### [What needs to be done]
Search the data below for the word "płytek" and copy each line that holds it.

══ Listed records

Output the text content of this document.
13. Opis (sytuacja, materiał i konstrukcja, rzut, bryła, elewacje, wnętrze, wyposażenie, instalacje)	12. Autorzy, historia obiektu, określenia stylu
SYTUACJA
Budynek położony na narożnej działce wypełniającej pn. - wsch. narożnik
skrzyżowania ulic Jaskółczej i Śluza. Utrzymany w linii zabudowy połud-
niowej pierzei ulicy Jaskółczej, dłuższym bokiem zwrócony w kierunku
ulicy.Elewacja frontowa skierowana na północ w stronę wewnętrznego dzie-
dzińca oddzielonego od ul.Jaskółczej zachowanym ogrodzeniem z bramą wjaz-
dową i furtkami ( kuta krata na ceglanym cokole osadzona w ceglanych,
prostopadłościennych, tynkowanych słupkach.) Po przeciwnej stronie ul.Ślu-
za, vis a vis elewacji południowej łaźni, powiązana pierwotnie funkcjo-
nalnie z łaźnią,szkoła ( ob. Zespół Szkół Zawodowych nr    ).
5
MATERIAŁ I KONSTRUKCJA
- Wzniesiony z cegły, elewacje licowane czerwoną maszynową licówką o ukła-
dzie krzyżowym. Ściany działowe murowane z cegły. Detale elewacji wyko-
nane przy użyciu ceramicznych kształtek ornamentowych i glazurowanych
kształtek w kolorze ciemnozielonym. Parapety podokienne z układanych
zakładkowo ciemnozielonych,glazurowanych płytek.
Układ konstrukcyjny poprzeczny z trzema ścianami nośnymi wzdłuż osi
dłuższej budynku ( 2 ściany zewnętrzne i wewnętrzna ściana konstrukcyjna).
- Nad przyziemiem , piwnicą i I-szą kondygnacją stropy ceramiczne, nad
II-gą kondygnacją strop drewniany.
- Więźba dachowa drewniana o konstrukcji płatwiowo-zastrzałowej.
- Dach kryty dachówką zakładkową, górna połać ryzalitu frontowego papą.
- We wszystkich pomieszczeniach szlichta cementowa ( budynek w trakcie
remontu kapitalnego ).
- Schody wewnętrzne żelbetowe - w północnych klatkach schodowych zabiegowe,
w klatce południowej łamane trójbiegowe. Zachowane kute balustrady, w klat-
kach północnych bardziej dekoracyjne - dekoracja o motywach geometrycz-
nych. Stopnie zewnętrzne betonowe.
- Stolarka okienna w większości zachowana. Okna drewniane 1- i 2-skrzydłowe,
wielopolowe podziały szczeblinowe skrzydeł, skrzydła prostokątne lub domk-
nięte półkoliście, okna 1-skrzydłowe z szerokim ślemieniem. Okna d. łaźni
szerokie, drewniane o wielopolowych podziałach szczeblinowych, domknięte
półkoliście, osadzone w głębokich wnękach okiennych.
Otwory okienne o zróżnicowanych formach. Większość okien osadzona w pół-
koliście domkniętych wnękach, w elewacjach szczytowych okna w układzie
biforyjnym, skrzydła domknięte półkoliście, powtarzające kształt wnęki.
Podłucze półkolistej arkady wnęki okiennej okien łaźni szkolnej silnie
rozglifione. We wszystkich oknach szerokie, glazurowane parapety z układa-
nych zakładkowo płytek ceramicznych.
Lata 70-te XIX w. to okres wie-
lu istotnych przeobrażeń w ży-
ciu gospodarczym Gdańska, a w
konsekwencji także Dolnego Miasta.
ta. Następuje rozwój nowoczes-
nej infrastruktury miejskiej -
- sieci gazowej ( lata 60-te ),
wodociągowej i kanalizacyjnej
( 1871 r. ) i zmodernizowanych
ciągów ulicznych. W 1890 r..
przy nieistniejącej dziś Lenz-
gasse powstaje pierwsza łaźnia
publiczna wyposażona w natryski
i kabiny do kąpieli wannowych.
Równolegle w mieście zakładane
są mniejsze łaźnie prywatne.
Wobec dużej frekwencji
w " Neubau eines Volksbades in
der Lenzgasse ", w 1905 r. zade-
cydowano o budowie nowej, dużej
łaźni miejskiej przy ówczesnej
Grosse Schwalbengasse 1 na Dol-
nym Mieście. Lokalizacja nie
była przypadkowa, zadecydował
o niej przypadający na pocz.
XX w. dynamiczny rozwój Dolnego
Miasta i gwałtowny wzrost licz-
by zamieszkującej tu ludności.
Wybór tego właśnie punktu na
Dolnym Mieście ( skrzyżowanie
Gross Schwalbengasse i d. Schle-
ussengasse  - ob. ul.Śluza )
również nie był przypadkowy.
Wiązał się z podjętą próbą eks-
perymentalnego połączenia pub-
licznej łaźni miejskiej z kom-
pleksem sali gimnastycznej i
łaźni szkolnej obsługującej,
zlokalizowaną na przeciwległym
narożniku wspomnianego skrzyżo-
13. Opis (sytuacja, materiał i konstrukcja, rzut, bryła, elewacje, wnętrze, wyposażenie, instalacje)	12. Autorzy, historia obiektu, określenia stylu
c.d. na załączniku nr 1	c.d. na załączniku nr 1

════

### [Exercise output]
zakładkowo ciemnozielonych,glazurowanych płytek.
nych zakładkowo płytek ceramicznych.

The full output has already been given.